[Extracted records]
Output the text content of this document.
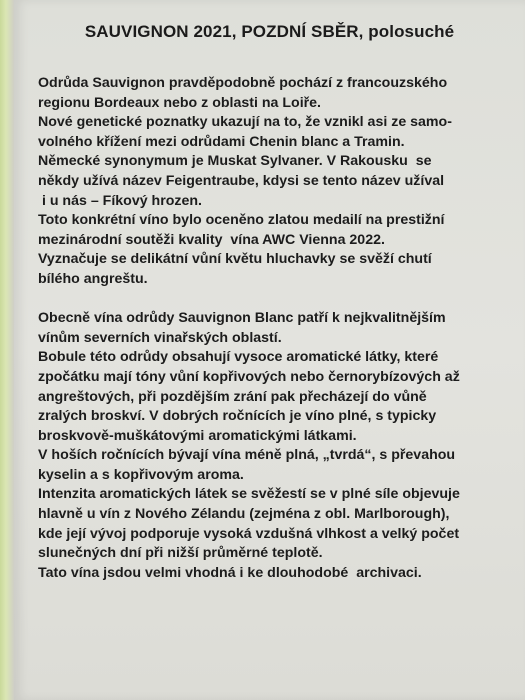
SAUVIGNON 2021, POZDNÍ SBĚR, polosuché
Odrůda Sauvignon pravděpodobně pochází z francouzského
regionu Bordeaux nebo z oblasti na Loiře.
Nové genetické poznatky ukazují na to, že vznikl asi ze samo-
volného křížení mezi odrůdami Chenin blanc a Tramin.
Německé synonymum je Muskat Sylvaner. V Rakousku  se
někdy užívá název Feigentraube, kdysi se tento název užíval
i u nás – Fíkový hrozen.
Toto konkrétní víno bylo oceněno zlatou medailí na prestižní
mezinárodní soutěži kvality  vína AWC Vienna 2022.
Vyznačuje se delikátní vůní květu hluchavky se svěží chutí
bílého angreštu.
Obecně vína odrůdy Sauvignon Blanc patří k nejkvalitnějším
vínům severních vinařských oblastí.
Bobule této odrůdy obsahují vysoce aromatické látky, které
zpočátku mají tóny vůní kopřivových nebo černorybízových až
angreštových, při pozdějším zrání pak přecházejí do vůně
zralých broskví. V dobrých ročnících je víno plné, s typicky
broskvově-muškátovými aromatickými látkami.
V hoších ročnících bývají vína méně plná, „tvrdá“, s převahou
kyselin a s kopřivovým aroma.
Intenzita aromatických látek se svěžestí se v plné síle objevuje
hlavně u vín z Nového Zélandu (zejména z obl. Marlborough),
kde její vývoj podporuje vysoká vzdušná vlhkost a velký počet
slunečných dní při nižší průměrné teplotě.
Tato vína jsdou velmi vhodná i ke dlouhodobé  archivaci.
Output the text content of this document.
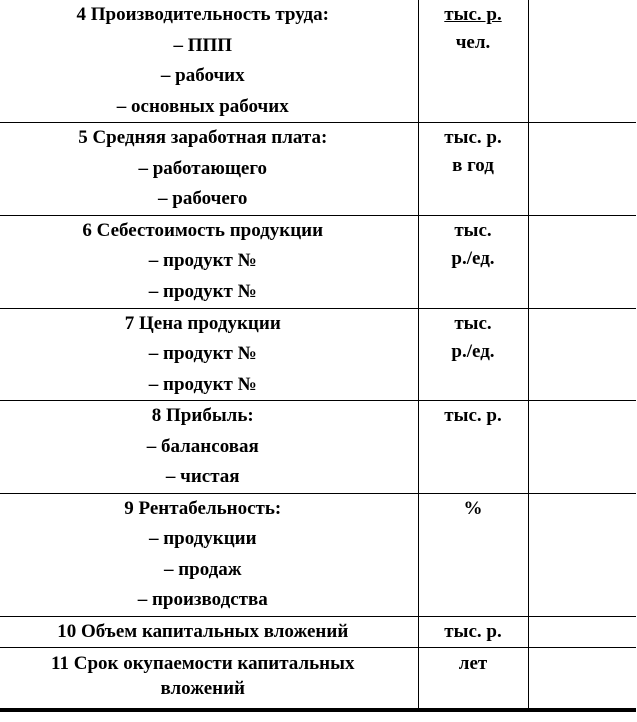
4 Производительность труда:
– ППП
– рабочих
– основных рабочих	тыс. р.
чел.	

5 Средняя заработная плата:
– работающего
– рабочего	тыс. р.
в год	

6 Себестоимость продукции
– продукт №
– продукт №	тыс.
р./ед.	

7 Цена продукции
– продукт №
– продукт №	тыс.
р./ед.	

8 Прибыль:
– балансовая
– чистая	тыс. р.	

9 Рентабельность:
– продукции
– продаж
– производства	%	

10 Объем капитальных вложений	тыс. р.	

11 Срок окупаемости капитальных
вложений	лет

- **JOB**: Lines holding the word "vína" should be counted across the entries; state only how many there are.

- **EXERCISE SOLUTION**: 4